**EXERCISE OBJECTIVE:**
Quote, without change, all of the lines that follow.

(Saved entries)

● ● ● ● ●

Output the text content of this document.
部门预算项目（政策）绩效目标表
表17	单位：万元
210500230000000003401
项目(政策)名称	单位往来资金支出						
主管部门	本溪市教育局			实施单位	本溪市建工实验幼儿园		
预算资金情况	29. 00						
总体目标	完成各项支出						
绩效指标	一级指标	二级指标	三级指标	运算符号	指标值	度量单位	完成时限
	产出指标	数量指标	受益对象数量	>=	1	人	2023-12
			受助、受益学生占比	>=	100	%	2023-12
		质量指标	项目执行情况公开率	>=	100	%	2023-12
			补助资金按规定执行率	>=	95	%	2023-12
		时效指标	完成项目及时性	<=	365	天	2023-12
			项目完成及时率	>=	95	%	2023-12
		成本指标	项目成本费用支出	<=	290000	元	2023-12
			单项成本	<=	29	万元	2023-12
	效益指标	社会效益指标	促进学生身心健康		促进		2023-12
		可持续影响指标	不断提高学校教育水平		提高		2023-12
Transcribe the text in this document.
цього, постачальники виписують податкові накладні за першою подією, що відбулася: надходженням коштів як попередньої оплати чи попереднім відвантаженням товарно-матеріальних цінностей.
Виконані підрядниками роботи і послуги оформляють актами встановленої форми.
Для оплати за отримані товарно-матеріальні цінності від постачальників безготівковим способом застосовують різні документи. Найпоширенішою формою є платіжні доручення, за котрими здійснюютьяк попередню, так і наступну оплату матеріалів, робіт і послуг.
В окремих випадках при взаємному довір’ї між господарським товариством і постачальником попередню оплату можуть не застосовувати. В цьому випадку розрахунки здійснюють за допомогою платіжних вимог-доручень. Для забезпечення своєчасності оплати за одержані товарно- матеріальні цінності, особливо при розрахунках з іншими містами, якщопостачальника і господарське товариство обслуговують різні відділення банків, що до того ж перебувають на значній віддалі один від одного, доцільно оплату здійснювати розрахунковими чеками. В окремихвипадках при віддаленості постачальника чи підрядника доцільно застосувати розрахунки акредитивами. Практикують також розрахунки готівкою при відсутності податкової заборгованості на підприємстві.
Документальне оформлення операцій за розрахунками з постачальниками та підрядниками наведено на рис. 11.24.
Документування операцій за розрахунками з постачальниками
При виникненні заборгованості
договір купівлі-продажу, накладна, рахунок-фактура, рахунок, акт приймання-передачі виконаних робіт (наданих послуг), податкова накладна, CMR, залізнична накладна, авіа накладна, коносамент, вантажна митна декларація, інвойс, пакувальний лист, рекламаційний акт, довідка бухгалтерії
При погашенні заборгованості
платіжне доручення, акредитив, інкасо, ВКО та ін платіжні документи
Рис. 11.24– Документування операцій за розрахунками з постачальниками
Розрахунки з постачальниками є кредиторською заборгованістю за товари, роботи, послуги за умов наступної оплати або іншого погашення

● ● ● ● ●

**SOLUTION TO THE EXERCISE:**
Output the text content of this document.
部门预算项目（政策）绩效目标表
表17	单位：万元
210500230000000003401
项目(政策)名称	单位往来资金支出						
主管部门	本溪市教育局			实施单位	本溪市建工实验幼儿园		
预算资金情况	29. 00						
总体目标	完成各项支出						
绩效指标	一级指标	二级指标	三级指标	运算符号	指标值	度量单位	完成时限
	产出指标	数量指标	受益对象数量	>=	1	人	2023-12
			受助、受益学生占比	>=	100	%	2023-12
		质量指标	项目执行情况公开率	>=	100	%	2023-12
			补助资金按规定执行率	>=	95	%	2023-12
		时效指标	完成项目及时性	<=	365	天	2023-12
			项目完成及时率	>=	95	%	2023-12
		成本指标	项目成本费用支出	<=	290000	元	2023-12
			单项成本	<=	29	万元	2023-12
	效益指标	社会效益指标	促进学生身心健康		促进		2023-12
		可持续影响指标	不断提高学校教育水平		提高		2023-12
Transcribe the text in this document.
цього, постачальники виписують податкові накладні за першою подією, що відбулася: надходженням коштів як попередньої оплати чи попереднім відвантаженням товарно-матеріальних цінностей.
Виконані підрядниками роботи і послуги оформляють актами встановленої форми.
Для оплати за отримані товарно-матеріальні цінності від постачальників безготівковим способом застосовують різні документи. Найпоширенішою формою є платіжні доручення, за котрими здійснюютьяк попередню, так і наступну оплату матеріалів, робіт і послуг.
В окремих випадках при взаємному довір’ї між господарським товариством і постачальником попередню оплату можуть не застосовувати. В цьому випадку розрахунки здійснюють за допомогою платіжних вимог-доручень. Для забезпечення своєчасності оплати за одержані товарно- матеріальні цінності, особливо при розрахунках з іншими містами, якщопостачальника і господарське товариство обслуговують різні відділення банків, що до того ж перебувають на значній віддалі один від одного, доцільно оплату здійснювати розрахунковими чеками. В окремихвипадках при віддаленості постачальника чи підрядника доцільно застосувати розрахунки акредитивами. Практикують також розрахунки готівкою при відсутності податкової заборгованості на підприємстві.
Документальне оформлення операцій за розрахунками з постачальниками та підрядниками наведено на рис. 11.24.
Документування операцій за розрахунками з постачальниками
При виникненні заборгованості
договір купівлі-продажу, накладна, рахунок-фактура, рахунок, акт приймання-передачі виконаних робіт (наданих послуг), податкова накладна, CMR, залізнична накладна, авіа накладна, коносамент, вантажна митна декларація, інвойс, пакувальний лист, рекламаційний акт, довідка бухгалтерії
При погашенні заборгованості
платіжне доручення, акредитив, інкасо, ВКО та ін платіжні документи
Рис. 11.24– Документування операцій за розрахунками з постачальниками
Розрахунки з постачальниками є кредиторською заборгованістю за товари, роботи, послуги за умов наступної оплати або іншого погашення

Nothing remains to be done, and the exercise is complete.